■ Directive ■
The data below needs to be returned exactly, line for line.

Data extracted from a collection

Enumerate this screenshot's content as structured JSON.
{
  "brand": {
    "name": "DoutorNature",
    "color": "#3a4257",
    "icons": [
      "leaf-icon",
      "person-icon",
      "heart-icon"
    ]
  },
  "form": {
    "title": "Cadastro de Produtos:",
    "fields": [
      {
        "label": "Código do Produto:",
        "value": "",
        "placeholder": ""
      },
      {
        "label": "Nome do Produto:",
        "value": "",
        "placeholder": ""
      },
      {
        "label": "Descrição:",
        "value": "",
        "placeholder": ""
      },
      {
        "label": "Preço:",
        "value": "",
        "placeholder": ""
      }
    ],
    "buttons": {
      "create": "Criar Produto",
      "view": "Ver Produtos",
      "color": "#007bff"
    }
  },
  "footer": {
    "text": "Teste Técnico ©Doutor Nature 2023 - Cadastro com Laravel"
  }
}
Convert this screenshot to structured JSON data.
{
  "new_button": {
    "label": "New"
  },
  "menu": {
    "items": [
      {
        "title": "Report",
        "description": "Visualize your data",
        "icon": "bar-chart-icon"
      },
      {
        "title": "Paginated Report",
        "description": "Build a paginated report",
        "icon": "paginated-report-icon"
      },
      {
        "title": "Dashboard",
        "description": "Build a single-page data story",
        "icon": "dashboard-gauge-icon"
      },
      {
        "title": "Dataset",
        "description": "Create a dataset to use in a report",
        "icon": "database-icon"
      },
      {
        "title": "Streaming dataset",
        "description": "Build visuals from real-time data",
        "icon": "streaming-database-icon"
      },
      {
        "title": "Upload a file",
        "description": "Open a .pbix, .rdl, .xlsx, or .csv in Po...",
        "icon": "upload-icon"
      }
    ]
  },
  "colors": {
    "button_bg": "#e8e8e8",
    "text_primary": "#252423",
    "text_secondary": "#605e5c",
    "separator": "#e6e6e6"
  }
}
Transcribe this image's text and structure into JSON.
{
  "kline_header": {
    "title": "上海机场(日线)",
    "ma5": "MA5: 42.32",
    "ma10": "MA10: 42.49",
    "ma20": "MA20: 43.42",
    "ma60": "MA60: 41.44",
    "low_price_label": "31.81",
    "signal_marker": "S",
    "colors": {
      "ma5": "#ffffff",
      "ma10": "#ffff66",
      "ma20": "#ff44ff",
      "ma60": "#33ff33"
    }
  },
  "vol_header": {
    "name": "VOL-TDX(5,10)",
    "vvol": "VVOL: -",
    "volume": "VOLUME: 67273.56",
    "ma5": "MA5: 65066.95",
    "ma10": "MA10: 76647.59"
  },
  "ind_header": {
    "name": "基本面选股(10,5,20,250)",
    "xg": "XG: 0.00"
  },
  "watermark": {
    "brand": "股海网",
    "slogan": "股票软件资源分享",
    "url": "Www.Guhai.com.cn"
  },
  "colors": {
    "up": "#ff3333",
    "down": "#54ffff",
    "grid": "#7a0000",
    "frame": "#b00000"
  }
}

■ Output ■
Enumerate this screenshot's content as structured JSON.
{
  "brand": {
    "name": "DoutorNature",
    "color": "#3a4257",
    "icons": [
      "leaf-icon",
      "person-icon",
      "heart-icon"
    ]
  },
  "form": {
    "title": "Cadastro de Produtos:",
    "fields": [
      {
        "label": "Código do Produto:",
        "value": "",
        "placeholder": ""
      },
      {
        "label": "Nome do Produto:",
        "value": "",
        "placeholder": ""
      },
      {
        "label": "Descrição:",
        "value": "",
        "placeholder": ""
      },
      {
        "label": "Preço:",
        "value": "",
        "placeholder": ""
      }
    ],
    "buttons": {
      "create": "Criar Produto",
      "view": "Ver Produtos",
      "color": "#007bff"
    }
  },
  "footer": {
    "text": "Teste Técnico ©Doutor Nature 2023 - Cadastro com Laravel"
  }
}
Convert this screenshot to structured JSON data.
{
  "new_button": {
    "label": "New"
  },
  "menu": {
    "items": [
      {
        "title": "Report",
        "description": "Visualize your data",
        "icon": "bar-chart-icon"
      },
      {
        "title": "Paginated Report",
        "description": "Build a paginated report",
        "icon": "paginated-report-icon"
      },
      {
        "title": "Dashboard",
        "description": "Build a single-page data story",
        "icon": "dashboard-gauge-icon"
      },
      {
        "title": "Dataset",
        "description": "Create a dataset to use in a report",
        "icon": "database-icon"
      },
      {
        "title": "Streaming dataset",
        "description": "Build visuals from real-time data",
        "icon": "streaming-database-icon"
      },
      {
        "title": "Upload a file",
        "description": "Open a .pbix, .rdl, .xlsx, or .csv in Po...",
        "icon": "upload-icon"
      }
    ]
  },
  "colors": {
    "button_bg": "#e8e8e8",
    "text_primary": "#252423",
    "text_secondary": "#605e5c",
    "separator": "#e6e6e6"
  }
}
Transcribe this image's text and structure into JSON.
{
  "kline_header": {
    "title": "上海机场(日线)",
    "ma5": "MA5: 42.32",
    "ma10": "MA10: 42.49",
    "ma20": "MA20: 43.42",
    "ma60": "MA60: 41.44",
    "low_price_label": "31.81",
    "signal_marker": "S",
    "colors": {
      "ma5": "#ffffff",
      "ma10": "#ffff66",
      "ma20": "#ff44ff",
      "ma60": "#33ff33"
    }
  },
  "vol_header": {
    "name": "VOL-TDX(5,10)",
    "vvol": "VVOL: -",
    "volume": "VOLUME: 67273.56",
    "ma5": "MA5: 65066.95",
    "ma10": "MA10: 76647.59"
  },
  "ind_header": {
    "name": "基本面选股(10,5,20,250)",
    "xg": "XG: 0.00"
  },
  "watermark": {
    "brand": "股海网",
    "slogan": "股票软件资源分享",
    "url": "Www.Guhai.com.cn"
  },
  "colors": {
    "up": "#ff3333",
    "down": "#54ffff",
    "grid": "#7a0000",
    "frame": "#b00000"
  }
}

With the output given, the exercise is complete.